* [Your goal]
Extend the passage reviewing Taylor Branch's account of Martin Luther King and the civil rights movement, beginning after its final sentence.

* [Source passage]
######
Also reviewed in this section:
Waking from the American Dream,by Donald W. McCullough
Faith and Reason,by Ronald H. Nash
The Warsaw Ghetto,by Wladyslaw Bartoszewski
The Road to Daybreak • Heart Speaks to Heart • In the Name of Jesus • Letters to Marc About Jesus • Seeds of Hope: A Henri Nouwen Reader(edited by Robert Durback), by Henri J. M. Nouwen
Branch, who is white, does a marvelous job of portraying King’s world of the black church, where preaching was a natural path of success for able black men. (Business and the professions offered far more limited possibilities in segregated society.)
Even as a student King was a sensational speaker, and despite an initial desire for a life in academia (he began work on a Ph.D. in philosophy), he landed his first pulpit at Montgomery, Alabama’s most influential black Baptist church. Dexter Baptist was determinedly respectable. The church’s middle-class members appreciated a pastor whose eloquence could mix references from Hegel and Hosea.
King might have spent his life as a symbol of black respectability. Instead, in 1955 he was, almost by accident, caught up in the Montgomery bus boycott. He was 26 years old when Rosa Parks was arrested for refusing to yield her seat to a white rider. Days later King was elected president of the upstart boycott movement, probably because he was new in town and had not had time to make enemies. He emerged from that first campaign as the indispensable leader of the civil rights movement. Like no one else, he could mobilize masses of frightened people to put their careers, their families, and their lives on the line for a goal that seemed utterly improbable—the end of segregation.
For most Americans, the civil rights movement was an occasional, disturbing intrusion on their TV screens. Branch tells the story as it was experienced by those involved. It is a thriller. Many were beaten, thousands were jailed, some were murdered. Homes and churches were bombed, and law enforcement officials, rather than prosecuting the terrorists, were fond of arresting the home owners and charging them with bombing themselves. In this passionate battle, King began as a strategist and inspiring speaker, but soon learned what Branch calls “the oratorical illusion,” finding “the greater witness of sacrifice than truth.” King made his biggest impact when he went to jail.
Indeed, it was his character, more than his words and strategies, that held the faction-ridden movement together. On the whole his honesty, his personal humility, and his sincerity were trusted by insiders as well as by those who merely felt his charisma. He was not hungry for power; he was financially scrupulous; and he genuinely believed and practiced loving his enemies.
######
* [Rows]
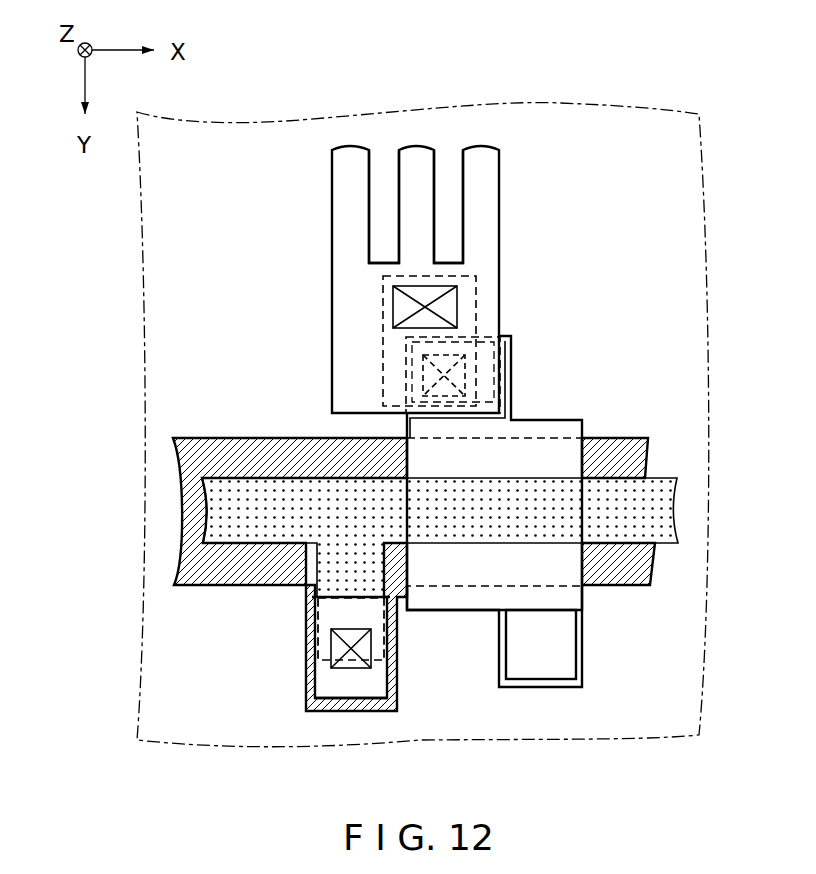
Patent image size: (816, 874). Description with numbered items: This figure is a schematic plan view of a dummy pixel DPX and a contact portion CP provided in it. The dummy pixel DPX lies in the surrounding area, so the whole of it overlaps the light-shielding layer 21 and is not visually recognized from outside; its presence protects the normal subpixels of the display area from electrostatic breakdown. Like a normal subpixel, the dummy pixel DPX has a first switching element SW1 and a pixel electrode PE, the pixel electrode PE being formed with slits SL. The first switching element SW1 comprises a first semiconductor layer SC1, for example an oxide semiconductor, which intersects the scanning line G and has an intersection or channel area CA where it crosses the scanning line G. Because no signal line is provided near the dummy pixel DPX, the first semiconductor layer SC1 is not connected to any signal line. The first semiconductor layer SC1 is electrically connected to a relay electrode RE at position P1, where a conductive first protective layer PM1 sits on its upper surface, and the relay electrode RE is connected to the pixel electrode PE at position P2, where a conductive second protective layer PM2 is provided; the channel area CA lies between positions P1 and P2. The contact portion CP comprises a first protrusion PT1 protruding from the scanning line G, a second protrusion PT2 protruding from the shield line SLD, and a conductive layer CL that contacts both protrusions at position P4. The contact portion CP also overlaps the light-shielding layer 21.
######
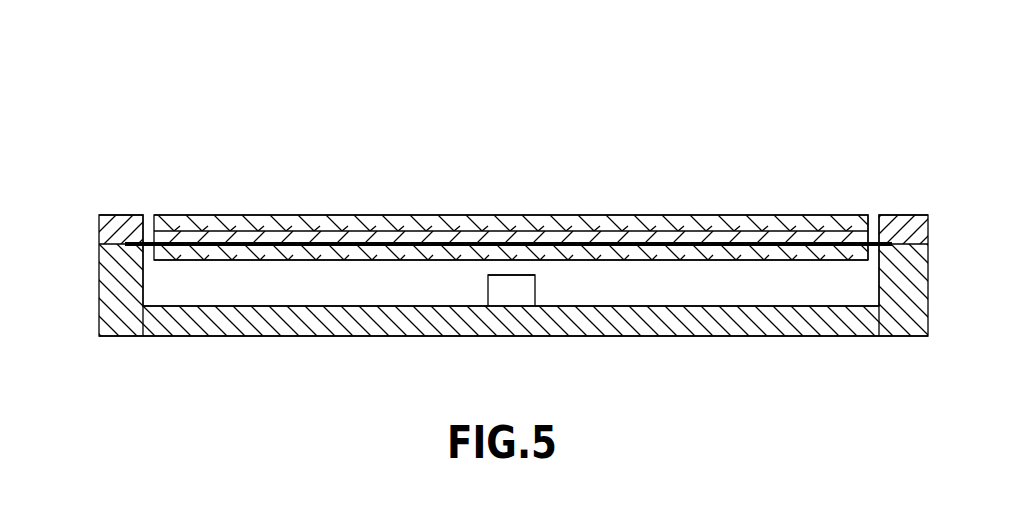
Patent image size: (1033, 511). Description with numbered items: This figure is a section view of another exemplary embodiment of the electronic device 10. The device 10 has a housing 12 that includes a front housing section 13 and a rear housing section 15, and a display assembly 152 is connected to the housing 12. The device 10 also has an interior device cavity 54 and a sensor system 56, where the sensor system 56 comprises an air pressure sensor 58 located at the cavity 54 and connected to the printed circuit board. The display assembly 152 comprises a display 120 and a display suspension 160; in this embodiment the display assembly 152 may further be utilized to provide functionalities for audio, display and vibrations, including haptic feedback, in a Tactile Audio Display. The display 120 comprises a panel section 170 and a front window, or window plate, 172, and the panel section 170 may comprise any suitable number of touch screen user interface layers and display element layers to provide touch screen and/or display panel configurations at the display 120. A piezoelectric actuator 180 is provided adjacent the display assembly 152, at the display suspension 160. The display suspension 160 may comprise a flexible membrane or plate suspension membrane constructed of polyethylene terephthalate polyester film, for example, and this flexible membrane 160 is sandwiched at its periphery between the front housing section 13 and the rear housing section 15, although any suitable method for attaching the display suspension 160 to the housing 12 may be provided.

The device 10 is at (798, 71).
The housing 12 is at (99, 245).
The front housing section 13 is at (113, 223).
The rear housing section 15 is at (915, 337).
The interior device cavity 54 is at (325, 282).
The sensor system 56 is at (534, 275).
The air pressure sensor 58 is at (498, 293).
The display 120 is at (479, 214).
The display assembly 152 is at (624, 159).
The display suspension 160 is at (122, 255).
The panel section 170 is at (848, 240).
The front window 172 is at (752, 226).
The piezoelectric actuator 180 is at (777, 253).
######
* [Exercise answer]
It is in this context that King’s frequent extramarital affairs are particularly troubling. If King had been a man no more honest than necessary, his sexual immorality would merely demonstrate again that leaders can be hypocrites. The easy acceptance of his immorality by a circle of close friends, mostly preachers, is therefore even more disappointing. Branch says some of these “grew tired of King’s insistence that it was a sin, and of his endless cycles from hedonism to self-recrimination and back.”
King jeopardized the movement he led by his lack of self-control and left a sour, sad chapter to undercut his memory. There is no way to excuse this, however you bracket it with King’s many positive qualities; and King did not himself excuse it. Branch suggests that King’s internal battle stripped off any tendency he had for self-glorification. King was deeply aware of the power of evil, and he never suggested that it was mainly institutional nor primarily in the enemy’s camp. He knew that darkness camped in the human heart, on both sides of the battle line.
A Church Movement
The early civil rights movement was almost entirely a church movement, run by preachers. Meetings were held in churches, and they were classic worship services, with singing, prayers, inspirational preaching, and the offering. Indeed, some of King’s fiercest (and least successful) battles were to merge his campaign for civil rights with the (black) National Baptist Convention. He wanted the civil rights movement to be explicitly a church movement.
There was a difference to the civil rights meetings, of course. Preachers pleaded for people to put up their hands in commitment, and they counted the number who did, but they were pleading for volunteers to join a protest march (which usually meant arrest and imprisonment, and often physical danger) or to attempt to register to vote (which often meant the same). The focus of commitment was immediately this-worldly.
The motivation, however, was explicitly rooted in Scripture. King and others preached and acted in doggedly nonviolent biblical love for their enemies, doing so not only when the media were nearby but in closed sessions under intense pressure from violent white mobs and police officers. Glenn Smiley, a white Methodist pastor who encountered King during the bus boycott in Montgomery, remembers King’s impatience with nonviolence as a mere tactic. “Don’t bother me with tactics,” King said repeatedly. “I want to know if I can apply nonviolence to my heart.”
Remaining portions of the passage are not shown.